[Data entries]
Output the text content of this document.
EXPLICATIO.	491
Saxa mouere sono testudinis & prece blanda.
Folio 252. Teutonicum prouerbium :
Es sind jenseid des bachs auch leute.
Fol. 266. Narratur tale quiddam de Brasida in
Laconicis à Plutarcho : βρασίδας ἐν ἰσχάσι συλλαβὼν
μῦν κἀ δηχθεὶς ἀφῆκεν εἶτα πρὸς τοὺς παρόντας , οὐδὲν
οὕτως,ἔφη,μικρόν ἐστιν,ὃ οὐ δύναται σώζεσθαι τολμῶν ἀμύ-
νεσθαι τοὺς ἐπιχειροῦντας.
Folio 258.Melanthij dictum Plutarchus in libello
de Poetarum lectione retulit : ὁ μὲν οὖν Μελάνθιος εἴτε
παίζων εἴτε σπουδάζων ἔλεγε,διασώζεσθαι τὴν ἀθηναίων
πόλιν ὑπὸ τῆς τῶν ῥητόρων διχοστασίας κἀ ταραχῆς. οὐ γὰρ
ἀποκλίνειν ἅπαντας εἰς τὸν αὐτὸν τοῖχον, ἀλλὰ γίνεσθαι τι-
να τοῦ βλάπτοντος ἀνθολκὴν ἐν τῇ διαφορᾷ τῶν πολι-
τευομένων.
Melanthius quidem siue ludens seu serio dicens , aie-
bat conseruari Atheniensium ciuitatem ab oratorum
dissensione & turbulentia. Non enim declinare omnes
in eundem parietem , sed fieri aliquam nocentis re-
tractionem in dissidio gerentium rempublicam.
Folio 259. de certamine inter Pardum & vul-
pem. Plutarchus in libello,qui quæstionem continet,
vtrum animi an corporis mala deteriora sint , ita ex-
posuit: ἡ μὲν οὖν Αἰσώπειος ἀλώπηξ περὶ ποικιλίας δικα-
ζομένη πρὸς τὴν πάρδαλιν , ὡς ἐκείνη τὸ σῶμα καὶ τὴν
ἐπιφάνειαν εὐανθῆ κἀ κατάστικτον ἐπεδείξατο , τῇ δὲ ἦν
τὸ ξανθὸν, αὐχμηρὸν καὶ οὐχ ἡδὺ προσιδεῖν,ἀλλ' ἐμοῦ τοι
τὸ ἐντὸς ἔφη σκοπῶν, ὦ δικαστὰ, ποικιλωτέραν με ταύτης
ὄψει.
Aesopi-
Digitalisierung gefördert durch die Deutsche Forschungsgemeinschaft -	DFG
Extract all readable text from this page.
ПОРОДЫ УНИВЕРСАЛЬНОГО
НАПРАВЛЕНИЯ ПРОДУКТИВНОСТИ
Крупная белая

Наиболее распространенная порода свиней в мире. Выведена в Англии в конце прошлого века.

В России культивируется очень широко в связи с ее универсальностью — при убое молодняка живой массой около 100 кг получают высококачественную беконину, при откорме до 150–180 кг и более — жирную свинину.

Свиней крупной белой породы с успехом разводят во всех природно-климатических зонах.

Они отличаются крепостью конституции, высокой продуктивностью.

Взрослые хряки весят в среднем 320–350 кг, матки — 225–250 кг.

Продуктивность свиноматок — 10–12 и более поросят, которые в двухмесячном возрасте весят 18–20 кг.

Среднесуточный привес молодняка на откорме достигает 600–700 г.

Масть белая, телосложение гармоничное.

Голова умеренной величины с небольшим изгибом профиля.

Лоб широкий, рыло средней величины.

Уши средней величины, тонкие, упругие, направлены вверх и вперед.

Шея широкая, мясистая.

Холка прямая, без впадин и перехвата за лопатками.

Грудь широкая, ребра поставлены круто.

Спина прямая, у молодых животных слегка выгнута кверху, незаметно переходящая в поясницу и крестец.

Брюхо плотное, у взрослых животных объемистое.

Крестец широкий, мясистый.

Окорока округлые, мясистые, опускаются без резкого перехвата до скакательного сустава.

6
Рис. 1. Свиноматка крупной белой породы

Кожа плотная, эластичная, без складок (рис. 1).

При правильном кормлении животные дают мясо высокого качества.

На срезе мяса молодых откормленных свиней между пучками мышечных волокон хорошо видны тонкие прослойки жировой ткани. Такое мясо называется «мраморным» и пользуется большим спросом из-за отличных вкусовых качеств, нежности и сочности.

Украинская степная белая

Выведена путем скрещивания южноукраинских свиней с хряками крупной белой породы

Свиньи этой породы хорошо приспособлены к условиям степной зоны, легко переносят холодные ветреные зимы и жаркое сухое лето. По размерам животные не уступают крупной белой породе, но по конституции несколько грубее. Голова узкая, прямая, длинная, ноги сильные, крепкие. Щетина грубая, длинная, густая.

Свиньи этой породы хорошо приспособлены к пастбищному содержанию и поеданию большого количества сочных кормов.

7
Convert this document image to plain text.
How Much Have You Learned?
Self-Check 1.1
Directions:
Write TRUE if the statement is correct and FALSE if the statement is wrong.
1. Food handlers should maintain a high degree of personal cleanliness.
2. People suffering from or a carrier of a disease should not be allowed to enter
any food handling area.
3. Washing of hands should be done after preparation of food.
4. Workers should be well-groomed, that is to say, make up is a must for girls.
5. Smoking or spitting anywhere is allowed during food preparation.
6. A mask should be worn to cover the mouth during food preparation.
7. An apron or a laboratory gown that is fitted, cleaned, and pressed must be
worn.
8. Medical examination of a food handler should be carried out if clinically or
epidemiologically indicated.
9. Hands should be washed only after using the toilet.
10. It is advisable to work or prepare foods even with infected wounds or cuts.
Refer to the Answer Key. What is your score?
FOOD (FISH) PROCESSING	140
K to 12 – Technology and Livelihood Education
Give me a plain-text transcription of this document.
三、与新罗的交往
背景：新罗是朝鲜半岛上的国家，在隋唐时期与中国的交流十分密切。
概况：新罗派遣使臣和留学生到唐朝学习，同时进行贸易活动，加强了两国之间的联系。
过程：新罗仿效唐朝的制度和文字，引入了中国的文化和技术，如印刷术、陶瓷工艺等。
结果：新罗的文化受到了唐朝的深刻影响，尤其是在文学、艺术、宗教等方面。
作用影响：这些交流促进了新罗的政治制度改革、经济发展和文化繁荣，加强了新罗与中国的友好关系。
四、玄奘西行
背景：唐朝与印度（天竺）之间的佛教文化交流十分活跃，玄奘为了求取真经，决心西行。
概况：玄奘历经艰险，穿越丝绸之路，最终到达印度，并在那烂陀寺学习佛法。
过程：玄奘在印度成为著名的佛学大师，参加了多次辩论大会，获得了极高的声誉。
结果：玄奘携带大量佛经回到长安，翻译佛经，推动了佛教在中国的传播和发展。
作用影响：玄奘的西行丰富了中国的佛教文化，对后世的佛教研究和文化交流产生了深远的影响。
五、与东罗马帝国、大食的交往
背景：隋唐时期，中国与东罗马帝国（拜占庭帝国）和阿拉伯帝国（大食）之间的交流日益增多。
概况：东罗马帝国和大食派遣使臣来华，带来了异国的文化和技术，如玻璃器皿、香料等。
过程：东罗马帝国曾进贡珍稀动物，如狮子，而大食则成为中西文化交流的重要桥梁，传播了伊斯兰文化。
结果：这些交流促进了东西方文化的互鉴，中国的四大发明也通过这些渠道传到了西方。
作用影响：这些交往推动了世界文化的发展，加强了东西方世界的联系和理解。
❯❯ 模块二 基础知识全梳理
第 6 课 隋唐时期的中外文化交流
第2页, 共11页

= Your objective =
Copy in full each line that holds the word "τοὺς".

= Expected answer =
μῦν κἀ δηχθεὶς ἀφῆκεν εἶτα πρὸς τοὺς παρόντας , οὐδὲν
νεσθαι τοὺς ἐπιχειροῦντας.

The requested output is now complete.